— Begin DATASET EXTRACT —

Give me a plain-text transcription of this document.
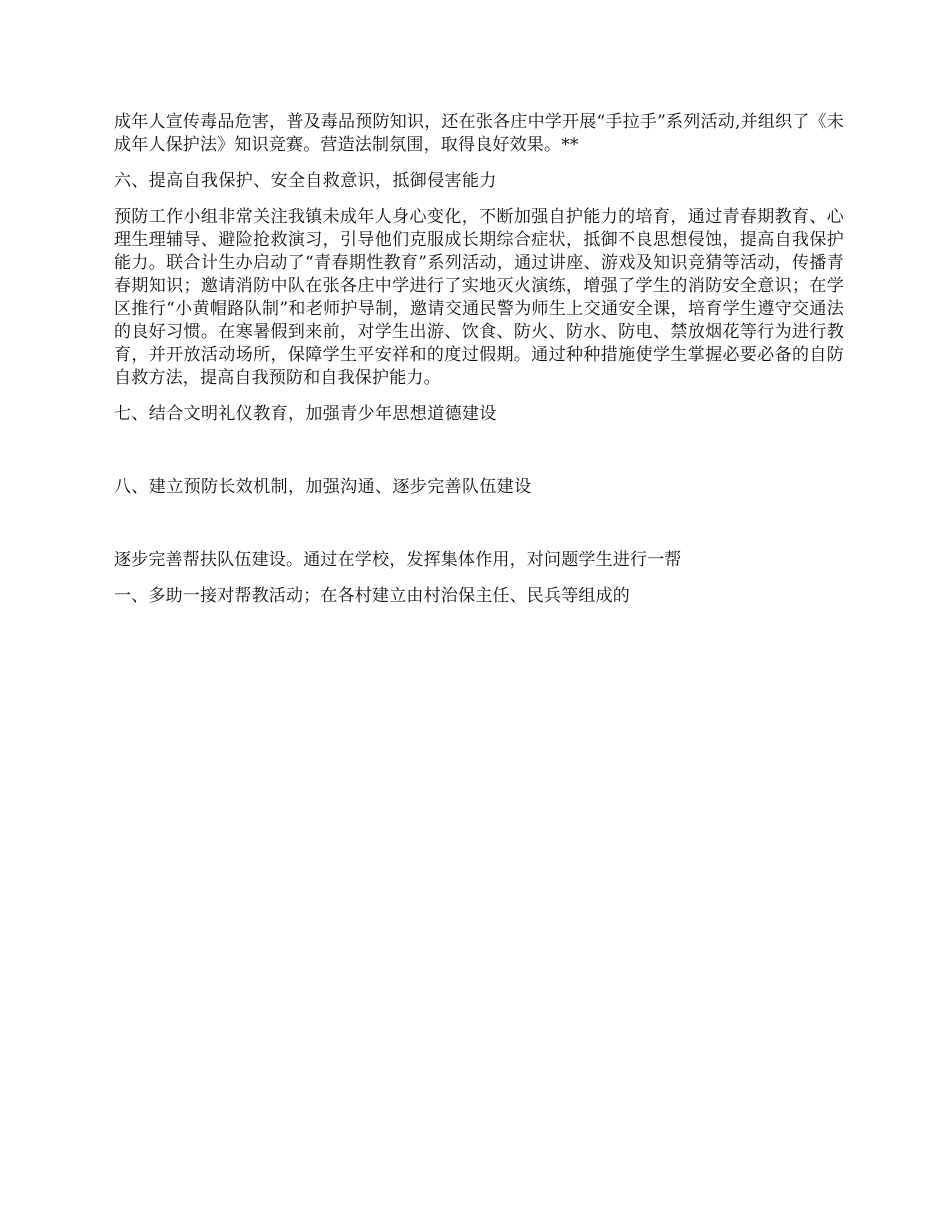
成年人宣传毒品危害，普及毒品预防知识，还在张各庄中学开展“手拉手”系列活动,并组织了《未成年人保护法》知识竞赛。营造法制氛围，取得良好效果。**

六、提高自我保护、安全自救意识，抵御侵害能力

预防工作小组非常关注我镇未成年人身心变化，不断加强自护能力的培育，通过青春期教育、心理生理辅导、避险抢救演习，引导他们克服成长期综合症状，抵御不良思想侵蚀，提高自我保护能力。联合计生办启动了“青春期性教育”系列活动，通过讲座、游戏及知识竞猜等活动，传播青春期知识；邀请消防中队在张各庄中学进行了实地灭火演练，增强了学生的消防安全意识；在学区推行“小黄帽路队制”和老师护导制，邀请交通民警为师生上交通安全课，培育学生遵守交通法的良好习惯。在寒暑假到来前，对学生出游、饮食、防火、防水、防电、禁放烟花等行为进行教育，并开放活动场所，保障学生平安祥和的度过假期。通过种种措施使学生掌握必要必备的自防自救方法，提高自我预防和自我保护能力。

七、结合文明礼仪教育，加强青少年思想道德建设

八、建立预防长效机制，加强沟通、逐步完善队伍建设

逐步完善帮扶队伍建设。通过在学校，发挥集体作用，对问题学生进行一帮

一、多助一接对帮教活动；在各村建立由村治保主任、民兵等组成的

— End DATASET EXTRACT —

WHAT IS ASKED: Excluding the pictures, reproduce every entry exactly as given.

ANSWER BELOW:
Give me a plain-text transcription of this document.
成年人宣传毒品危害，普及毒品预防知识，还在张各庄中学开展“手拉手”系列活动,并组织了《未成年人保护法》知识竞赛。营造法制氛围，取得良好效果。**

六、提高自我保护、安全自救意识，抵御侵害能力

预防工作小组非常关注我镇未成年人身心变化，不断加强自护能力的培育，通过青春期教育、心理生理辅导、避险抢救演习，引导他们克服成长期综合症状，抵御不良思想侵蚀，提高自我保护能力。联合计生办启动了“青春期性教育”系列活动，通过讲座、游戏及知识竞猜等活动，传播青春期知识；邀请消防中队在张各庄中学进行了实地灭火演练，增强了学生的消防安全意识；在学区推行“小黄帽路队制”和老师护导制，邀请交通民警为师生上交通安全课，培育学生遵守交通法的良好习惯。在寒暑假到来前，对学生出游、饮食、防火、防水、防电、禁放烟花等行为进行教育，并开放活动场所，保障学生平安祥和的度过假期。通过种种措施使学生掌握必要必备的自防自救方法，提高自我预防和自我保护能力。

七、结合文明礼仪教育，加强青少年思想道德建设

八、建立预防长效机制，加强沟通、逐步完善队伍建设

逐步完善帮扶队伍建设。通过在学校，发挥集体作用，对问题学生进行一帮

一、多助一接对帮教活动；在各村建立由村治保主任、民兵等组成的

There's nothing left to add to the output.